» **Material provided**:
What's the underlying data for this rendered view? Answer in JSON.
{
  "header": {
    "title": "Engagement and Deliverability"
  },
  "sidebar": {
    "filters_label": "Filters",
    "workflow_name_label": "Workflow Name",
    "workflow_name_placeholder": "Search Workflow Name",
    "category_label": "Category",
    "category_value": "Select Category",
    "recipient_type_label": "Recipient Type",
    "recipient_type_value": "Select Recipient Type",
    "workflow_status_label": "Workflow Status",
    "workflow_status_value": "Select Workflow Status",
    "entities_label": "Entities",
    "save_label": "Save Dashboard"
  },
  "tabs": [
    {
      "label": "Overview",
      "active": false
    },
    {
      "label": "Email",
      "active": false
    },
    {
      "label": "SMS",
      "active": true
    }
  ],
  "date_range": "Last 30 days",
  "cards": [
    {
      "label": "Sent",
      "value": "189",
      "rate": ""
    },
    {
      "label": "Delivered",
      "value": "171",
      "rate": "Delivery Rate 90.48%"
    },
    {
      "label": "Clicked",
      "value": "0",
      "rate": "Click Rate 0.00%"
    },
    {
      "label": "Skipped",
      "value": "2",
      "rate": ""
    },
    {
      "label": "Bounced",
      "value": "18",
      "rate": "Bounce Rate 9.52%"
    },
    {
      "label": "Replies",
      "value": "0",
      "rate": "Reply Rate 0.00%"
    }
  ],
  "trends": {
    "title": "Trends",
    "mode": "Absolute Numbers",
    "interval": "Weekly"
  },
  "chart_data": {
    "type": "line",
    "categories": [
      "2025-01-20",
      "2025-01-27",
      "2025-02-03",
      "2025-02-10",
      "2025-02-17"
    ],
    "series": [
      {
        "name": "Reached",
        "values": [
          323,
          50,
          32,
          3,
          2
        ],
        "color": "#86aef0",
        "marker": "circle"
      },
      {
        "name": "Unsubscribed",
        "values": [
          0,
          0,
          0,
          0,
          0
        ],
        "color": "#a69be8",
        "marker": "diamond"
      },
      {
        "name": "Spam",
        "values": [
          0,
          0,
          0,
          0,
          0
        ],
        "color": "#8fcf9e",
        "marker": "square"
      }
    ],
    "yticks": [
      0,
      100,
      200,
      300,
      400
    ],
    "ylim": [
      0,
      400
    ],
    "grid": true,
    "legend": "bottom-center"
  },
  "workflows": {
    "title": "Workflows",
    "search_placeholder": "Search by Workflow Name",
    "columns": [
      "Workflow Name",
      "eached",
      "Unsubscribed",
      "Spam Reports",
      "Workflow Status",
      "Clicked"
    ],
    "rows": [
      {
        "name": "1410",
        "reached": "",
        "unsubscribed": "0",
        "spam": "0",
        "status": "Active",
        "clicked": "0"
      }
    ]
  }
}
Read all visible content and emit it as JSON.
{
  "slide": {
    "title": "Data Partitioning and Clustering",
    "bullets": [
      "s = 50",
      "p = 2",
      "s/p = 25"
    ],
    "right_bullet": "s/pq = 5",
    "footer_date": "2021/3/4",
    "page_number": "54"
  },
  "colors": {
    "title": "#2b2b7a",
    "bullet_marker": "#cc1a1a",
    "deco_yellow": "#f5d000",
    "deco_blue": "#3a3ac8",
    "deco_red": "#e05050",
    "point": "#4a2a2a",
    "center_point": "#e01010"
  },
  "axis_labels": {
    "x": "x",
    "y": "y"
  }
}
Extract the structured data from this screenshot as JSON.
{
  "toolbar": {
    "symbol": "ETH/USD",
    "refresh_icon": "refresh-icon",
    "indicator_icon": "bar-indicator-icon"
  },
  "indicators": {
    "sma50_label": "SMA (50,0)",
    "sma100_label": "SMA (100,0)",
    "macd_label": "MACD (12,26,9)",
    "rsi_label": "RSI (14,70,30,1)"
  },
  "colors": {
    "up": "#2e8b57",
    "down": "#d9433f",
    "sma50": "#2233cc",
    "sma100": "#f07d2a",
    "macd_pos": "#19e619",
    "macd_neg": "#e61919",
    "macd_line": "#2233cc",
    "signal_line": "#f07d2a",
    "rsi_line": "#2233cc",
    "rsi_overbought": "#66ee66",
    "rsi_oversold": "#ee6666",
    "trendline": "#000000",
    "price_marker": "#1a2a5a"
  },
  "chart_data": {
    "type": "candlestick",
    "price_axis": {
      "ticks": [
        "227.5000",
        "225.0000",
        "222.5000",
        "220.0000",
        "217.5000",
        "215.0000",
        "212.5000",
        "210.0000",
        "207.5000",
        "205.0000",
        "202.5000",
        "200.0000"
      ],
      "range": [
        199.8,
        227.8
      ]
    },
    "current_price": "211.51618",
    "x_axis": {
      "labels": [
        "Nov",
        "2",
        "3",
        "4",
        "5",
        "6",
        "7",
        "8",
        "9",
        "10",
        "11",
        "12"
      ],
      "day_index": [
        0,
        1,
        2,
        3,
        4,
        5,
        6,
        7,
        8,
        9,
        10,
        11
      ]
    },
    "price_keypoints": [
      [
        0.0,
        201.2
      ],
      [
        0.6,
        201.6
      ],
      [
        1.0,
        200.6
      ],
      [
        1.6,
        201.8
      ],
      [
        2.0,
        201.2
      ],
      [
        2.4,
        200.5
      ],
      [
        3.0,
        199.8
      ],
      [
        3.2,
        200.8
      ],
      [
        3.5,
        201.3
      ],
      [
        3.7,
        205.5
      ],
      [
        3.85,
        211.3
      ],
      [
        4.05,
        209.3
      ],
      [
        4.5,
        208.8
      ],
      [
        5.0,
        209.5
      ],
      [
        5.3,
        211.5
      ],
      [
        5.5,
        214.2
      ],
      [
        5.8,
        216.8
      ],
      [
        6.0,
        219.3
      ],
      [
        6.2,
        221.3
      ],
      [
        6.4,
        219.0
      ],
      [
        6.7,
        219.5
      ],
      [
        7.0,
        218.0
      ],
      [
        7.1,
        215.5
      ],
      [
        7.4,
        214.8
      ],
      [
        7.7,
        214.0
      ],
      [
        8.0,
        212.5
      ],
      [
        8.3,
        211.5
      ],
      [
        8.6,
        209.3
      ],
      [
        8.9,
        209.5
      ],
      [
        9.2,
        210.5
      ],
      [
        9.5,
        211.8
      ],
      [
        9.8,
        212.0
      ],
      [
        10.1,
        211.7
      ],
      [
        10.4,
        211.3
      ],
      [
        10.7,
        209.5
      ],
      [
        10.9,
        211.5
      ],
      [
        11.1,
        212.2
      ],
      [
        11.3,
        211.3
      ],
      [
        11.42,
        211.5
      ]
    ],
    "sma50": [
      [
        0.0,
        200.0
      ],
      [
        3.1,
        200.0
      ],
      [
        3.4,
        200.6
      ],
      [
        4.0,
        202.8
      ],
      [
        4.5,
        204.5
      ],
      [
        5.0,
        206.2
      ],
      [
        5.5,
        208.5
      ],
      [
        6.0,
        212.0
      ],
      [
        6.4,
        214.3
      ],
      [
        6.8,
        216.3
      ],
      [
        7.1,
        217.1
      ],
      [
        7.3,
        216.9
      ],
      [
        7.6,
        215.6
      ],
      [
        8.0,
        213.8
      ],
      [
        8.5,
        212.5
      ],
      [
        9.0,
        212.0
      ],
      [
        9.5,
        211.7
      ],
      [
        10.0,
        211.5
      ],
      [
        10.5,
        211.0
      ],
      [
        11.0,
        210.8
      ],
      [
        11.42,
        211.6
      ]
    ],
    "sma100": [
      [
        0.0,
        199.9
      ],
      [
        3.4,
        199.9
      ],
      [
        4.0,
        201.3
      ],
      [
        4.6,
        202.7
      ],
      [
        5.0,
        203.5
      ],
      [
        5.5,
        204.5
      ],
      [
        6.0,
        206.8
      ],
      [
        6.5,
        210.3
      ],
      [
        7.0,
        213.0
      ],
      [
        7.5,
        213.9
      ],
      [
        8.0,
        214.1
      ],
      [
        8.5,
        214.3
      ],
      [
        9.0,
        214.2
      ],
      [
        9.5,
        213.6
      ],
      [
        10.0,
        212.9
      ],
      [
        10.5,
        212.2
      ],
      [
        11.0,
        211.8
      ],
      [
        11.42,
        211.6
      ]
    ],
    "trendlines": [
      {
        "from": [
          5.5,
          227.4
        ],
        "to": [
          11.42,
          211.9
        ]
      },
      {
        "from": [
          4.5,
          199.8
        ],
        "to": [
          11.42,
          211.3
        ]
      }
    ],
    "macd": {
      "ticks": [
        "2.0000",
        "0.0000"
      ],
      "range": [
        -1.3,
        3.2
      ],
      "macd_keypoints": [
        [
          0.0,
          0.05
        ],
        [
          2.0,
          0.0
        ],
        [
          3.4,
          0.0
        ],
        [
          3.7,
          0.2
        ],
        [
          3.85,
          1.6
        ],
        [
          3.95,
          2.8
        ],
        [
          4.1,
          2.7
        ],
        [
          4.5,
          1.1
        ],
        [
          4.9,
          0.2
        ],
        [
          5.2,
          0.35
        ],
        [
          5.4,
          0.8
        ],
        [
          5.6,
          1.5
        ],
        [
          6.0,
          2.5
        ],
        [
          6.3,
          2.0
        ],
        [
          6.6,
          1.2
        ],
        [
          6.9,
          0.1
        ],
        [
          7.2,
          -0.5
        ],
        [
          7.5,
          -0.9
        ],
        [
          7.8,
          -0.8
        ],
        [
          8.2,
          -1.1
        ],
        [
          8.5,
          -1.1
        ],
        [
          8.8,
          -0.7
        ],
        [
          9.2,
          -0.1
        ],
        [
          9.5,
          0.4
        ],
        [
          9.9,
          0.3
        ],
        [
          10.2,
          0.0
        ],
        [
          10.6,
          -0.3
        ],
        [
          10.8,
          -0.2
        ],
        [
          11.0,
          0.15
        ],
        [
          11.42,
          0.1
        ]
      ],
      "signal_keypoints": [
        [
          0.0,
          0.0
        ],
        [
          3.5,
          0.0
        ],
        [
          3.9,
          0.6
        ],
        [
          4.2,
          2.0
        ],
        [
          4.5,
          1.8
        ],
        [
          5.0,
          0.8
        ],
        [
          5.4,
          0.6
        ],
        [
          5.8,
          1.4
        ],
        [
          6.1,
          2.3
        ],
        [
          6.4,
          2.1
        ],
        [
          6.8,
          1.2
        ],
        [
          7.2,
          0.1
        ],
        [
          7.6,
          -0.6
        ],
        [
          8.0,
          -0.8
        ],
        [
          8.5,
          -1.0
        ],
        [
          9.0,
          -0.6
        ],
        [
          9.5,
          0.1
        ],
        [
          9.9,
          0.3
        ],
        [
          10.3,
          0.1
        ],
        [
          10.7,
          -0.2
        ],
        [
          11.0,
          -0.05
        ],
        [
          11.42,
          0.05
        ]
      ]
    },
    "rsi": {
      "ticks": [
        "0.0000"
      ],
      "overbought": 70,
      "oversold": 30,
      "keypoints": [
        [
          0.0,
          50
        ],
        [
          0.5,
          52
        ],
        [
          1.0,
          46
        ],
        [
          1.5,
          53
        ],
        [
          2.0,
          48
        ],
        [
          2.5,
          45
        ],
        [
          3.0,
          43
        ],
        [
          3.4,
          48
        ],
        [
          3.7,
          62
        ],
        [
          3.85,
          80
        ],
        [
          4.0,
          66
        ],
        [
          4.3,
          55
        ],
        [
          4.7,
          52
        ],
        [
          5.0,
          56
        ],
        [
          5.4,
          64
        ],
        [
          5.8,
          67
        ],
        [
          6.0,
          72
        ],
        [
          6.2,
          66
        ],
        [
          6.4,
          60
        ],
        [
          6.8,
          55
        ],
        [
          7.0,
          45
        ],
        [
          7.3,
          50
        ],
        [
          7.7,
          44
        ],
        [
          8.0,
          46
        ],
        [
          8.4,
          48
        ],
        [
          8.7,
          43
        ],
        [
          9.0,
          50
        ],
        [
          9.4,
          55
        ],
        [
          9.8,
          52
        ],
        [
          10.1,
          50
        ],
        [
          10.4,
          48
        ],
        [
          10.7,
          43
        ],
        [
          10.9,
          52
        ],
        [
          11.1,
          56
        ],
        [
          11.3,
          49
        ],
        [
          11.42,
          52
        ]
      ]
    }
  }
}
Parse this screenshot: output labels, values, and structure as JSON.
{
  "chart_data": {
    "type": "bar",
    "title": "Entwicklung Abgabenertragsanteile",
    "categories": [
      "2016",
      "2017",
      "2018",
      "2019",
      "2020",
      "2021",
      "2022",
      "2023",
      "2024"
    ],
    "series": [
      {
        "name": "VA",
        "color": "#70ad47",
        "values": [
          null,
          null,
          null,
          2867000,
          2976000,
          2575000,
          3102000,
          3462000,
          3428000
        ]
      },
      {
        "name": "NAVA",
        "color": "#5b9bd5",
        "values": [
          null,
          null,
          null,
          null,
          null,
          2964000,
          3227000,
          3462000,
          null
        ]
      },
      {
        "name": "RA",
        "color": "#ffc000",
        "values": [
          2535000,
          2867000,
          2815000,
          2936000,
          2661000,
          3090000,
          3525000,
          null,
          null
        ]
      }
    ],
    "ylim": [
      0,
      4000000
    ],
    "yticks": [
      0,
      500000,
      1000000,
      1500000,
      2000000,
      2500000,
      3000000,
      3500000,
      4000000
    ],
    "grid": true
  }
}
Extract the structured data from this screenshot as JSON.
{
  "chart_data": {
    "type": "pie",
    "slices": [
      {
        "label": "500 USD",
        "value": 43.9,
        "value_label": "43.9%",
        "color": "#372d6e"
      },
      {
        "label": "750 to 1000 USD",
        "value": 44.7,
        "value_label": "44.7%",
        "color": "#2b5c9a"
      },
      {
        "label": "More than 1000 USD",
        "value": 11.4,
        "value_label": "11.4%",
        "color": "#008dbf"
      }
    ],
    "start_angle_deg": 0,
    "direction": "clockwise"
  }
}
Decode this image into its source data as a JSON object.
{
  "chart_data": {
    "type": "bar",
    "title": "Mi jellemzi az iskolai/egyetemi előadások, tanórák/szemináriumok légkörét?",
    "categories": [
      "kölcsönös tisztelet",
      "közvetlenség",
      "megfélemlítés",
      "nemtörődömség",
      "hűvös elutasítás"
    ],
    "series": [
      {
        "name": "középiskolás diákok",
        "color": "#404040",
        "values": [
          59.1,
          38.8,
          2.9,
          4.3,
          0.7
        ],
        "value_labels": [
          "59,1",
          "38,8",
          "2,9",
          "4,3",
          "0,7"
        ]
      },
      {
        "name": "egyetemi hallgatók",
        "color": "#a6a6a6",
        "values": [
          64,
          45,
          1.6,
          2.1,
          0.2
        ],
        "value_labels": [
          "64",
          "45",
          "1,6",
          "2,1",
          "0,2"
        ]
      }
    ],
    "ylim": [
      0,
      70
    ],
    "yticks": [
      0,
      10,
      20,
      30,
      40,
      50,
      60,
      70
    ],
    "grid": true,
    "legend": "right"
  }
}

» **Problem to work on**:
Pick out every line with the string "egyetemi" and copy it.

» **Answer**:
    "title": "Mi jellemzi az iskolai/egyetemi előadások, tanórák/szemináriumok légkörét?",
        "name": "egyetemi hallgatók",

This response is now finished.